**THE REQUEST**. Give every line of the material again, exactly as written.

[start]

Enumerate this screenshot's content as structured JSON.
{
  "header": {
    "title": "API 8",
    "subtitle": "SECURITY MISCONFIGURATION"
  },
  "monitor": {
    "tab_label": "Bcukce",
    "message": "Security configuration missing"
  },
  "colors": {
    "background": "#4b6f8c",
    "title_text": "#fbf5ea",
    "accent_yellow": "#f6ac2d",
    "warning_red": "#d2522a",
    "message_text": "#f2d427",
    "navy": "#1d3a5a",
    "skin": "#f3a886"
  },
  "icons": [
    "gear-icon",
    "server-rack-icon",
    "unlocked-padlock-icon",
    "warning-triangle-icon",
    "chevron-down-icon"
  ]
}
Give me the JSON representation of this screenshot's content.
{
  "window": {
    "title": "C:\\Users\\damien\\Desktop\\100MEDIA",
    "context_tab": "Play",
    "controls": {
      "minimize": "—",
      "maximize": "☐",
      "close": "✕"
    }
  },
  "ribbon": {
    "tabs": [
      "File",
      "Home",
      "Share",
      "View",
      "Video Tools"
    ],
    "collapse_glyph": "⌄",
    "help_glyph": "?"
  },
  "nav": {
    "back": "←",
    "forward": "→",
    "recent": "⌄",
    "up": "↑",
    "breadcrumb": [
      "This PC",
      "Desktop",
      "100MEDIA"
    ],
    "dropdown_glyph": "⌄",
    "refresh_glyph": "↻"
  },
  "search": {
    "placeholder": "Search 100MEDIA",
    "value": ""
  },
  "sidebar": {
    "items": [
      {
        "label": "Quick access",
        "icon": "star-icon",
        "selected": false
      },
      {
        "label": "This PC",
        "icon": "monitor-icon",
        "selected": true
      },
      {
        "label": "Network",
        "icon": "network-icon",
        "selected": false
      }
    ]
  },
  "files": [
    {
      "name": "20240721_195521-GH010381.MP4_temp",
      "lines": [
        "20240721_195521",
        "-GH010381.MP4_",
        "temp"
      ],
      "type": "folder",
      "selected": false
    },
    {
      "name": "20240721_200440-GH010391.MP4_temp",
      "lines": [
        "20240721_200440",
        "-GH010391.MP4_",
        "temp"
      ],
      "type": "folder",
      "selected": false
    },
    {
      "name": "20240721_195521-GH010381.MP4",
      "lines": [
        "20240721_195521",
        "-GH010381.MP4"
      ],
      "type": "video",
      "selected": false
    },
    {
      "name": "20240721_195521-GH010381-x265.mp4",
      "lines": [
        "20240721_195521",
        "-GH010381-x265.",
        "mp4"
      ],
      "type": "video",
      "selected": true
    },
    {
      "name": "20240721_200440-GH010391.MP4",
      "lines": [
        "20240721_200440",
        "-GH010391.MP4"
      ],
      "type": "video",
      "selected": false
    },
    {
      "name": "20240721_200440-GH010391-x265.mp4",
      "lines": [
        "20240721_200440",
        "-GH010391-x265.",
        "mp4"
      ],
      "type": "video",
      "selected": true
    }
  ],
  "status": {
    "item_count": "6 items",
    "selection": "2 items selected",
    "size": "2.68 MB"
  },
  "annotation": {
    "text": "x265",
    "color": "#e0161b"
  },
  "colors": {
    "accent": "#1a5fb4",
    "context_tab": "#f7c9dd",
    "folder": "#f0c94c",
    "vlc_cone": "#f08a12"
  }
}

[end]

**FINAL RESULT**.
Enumerate this screenshot's content as structured JSON.
{
  "header": {
    "title": "API 8",
    "subtitle": "SECURITY MISCONFIGURATION"
  },
  "monitor": {
    "tab_label": "Bcukce",
    "message": "Security configuration missing"
  },
  "colors": {
    "background": "#4b6f8c",
    "title_text": "#fbf5ea",
    "accent_yellow": "#f6ac2d",
    "warning_red": "#d2522a",
    "message_text": "#f2d427",
    "navy": "#1d3a5a",
    "skin": "#f3a886"
  },
  "icons": [
    "gear-icon",
    "server-rack-icon",
    "unlocked-padlock-icon",
    "warning-triangle-icon",
    "chevron-down-icon"
  ]
}
Give me the JSON representation of this screenshot's content.
{
  "window": {
    "title": "C:\\Users\\damien\\Desktop\\100MEDIA",
    "context_tab": "Play",
    "controls": {
      "minimize": "—",
      "maximize": "☐",
      "close": "✕"
    }
  },
  "ribbon": {
    "tabs": [
      "File",
      "Home",
      "Share",
      "View",
      "Video Tools"
    ],
    "collapse_glyph": "⌄",
    "help_glyph": "?"
  },
  "nav": {
    "back": "←",
    "forward": "→",
    "recent": "⌄",
    "up": "↑",
    "breadcrumb": [
      "This PC",
      "Desktop",
      "100MEDIA"
    ],
    "dropdown_glyph": "⌄",
    "refresh_glyph": "↻"
  },
  "search": {
    "placeholder": "Search 100MEDIA",
    "value": ""
  },
  "sidebar": {
    "items": [
      {
        "label": "Quick access",
        "icon": "star-icon",
        "selected": false
      },
      {
        "label": "This PC",
        "icon": "monitor-icon",
        "selected": true
      },
      {
        "label": "Network",
        "icon": "network-icon",
        "selected": false
      }
    ]
  },
  "files": [
    {
      "name": "20240721_195521-GH010381.MP4_temp",
      "lines": [
        "20240721_195521",
        "-GH010381.MP4_",
        "temp"
      ],
      "type": "folder",
      "selected": false
    },
    {
      "name": "20240721_200440-GH010391.MP4_temp",
      "lines": [
        "20240721_200440",
        "-GH010391.MP4_",
        "temp"
      ],
      "type": "folder",
      "selected": false
    },
    {
      "name": "20240721_195521-GH010381.MP4",
      "lines": [
        "20240721_195521",
        "-GH010381.MP4"
      ],
      "type": "video",
      "selected": false
    },
    {
      "name": "20240721_195521-GH010381-x265.mp4",
      "lines": [
        "20240721_195521",
        "-GH010381-x265.",
        "mp4"
      ],
      "type": "video",
      "selected": true
    },
    {
      "name": "20240721_200440-GH010391.MP4",
      "lines": [
        "20240721_200440",
        "-GH010391.MP4"
      ],
      "type": "video",
      "selected": false
    },
    {
      "name": "20240721_200440-GH010391-x265.mp4",
      "lines": [
        "20240721_200440",
        "-GH010391-x265.",
        "mp4"
      ],
      "type": "video",
      "selected": true
    }
  ],
  "status": {
    "item_count": "6 items",
    "selection": "2 items selected",
    "size": "2.68 MB"
  },
  "annotation": {
    "text": "x265",
    "color": "#e0161b"
  },
  "colors": {
    "accent": "#1a5fb4",
    "context_tab": "#f7c9dd",
    "folder": "#f0c94c",
    "vlc_cone": "#f08a12"
  }
}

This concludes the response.